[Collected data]
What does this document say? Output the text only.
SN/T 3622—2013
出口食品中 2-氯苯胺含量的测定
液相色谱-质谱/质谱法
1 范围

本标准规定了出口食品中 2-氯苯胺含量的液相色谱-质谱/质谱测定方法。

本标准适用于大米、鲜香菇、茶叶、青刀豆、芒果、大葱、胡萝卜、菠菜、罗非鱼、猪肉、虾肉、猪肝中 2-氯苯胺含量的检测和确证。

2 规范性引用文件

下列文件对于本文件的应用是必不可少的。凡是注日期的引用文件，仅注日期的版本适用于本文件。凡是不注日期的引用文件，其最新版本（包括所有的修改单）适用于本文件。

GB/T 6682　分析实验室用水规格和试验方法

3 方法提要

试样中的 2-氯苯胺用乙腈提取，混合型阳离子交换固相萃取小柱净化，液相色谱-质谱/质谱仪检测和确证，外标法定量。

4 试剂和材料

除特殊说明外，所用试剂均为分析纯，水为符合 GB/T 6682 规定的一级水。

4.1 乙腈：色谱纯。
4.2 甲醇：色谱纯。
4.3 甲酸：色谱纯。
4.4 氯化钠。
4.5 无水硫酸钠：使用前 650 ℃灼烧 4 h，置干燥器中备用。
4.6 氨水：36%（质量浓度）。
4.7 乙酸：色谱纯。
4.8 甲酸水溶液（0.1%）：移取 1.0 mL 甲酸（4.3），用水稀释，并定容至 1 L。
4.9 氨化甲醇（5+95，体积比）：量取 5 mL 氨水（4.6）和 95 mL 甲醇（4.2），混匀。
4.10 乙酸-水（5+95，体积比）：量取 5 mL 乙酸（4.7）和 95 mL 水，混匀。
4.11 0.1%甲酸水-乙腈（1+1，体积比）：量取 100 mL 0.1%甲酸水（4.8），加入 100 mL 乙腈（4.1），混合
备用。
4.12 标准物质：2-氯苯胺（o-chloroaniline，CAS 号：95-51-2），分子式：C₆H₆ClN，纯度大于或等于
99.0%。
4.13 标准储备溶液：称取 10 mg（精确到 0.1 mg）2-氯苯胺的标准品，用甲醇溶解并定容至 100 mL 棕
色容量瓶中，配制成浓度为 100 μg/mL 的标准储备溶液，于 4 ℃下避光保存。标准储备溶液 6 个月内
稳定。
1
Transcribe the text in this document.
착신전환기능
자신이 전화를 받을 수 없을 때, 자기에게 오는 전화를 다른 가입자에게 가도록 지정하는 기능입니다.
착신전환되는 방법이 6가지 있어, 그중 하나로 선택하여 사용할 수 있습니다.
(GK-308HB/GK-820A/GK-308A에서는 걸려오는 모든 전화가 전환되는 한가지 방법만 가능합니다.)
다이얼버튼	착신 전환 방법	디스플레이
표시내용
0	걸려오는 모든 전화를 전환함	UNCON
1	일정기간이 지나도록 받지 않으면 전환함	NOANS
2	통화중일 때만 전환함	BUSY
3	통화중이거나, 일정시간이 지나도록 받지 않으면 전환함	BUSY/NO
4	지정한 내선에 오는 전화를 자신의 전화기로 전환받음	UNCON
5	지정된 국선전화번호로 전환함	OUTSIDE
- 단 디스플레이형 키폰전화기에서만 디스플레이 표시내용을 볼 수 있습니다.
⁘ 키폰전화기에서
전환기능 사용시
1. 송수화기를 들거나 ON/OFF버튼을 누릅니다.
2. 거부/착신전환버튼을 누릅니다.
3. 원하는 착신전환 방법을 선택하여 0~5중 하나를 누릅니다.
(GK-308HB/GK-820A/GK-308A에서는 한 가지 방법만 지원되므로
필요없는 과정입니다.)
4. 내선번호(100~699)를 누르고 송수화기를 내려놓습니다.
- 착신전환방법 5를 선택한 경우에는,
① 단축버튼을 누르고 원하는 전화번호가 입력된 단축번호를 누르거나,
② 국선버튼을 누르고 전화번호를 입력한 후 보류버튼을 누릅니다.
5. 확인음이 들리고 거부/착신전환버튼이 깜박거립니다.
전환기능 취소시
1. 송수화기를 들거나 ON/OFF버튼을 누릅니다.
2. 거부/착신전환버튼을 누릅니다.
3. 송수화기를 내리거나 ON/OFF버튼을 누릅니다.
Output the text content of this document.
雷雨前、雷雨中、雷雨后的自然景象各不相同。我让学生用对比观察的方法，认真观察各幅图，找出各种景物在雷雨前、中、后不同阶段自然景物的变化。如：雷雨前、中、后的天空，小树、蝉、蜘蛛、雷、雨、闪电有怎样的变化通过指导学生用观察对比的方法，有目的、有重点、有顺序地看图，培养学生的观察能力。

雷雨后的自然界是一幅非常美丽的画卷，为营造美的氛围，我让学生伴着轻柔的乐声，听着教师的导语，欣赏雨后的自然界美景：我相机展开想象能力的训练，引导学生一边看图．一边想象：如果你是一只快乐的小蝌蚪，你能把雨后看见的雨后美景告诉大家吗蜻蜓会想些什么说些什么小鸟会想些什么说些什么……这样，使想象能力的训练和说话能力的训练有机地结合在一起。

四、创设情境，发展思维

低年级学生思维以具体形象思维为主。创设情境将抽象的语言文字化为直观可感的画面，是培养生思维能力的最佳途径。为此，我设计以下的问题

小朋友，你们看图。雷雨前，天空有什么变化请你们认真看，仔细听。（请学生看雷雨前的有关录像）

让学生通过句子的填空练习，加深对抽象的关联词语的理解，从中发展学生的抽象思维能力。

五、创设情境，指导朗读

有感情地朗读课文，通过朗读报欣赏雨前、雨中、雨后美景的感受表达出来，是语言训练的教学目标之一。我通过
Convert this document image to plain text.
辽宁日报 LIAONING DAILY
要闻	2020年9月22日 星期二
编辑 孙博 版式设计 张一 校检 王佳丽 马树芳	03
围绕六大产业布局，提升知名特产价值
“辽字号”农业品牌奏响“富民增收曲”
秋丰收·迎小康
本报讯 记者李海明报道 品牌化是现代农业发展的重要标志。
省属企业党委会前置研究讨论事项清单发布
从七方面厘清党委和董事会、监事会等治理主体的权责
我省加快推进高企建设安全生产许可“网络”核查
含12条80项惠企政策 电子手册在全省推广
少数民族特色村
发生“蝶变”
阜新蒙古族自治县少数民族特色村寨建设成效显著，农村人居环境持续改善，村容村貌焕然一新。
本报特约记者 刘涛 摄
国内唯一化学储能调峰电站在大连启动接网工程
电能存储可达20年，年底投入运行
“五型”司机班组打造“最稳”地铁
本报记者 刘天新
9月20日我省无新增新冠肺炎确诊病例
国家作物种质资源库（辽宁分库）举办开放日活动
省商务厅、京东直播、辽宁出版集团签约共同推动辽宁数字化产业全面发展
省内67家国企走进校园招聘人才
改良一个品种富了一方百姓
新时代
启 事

Aim of the task = Extract from the material all lines containing the string "디스플레이".

Reply to the exercise =
다이얼버튼	착신 전환 방법	디스플레이
- 단 디스플레이형 키폰전화기에서만 디스플레이 표시내용을 볼 수 있습니다.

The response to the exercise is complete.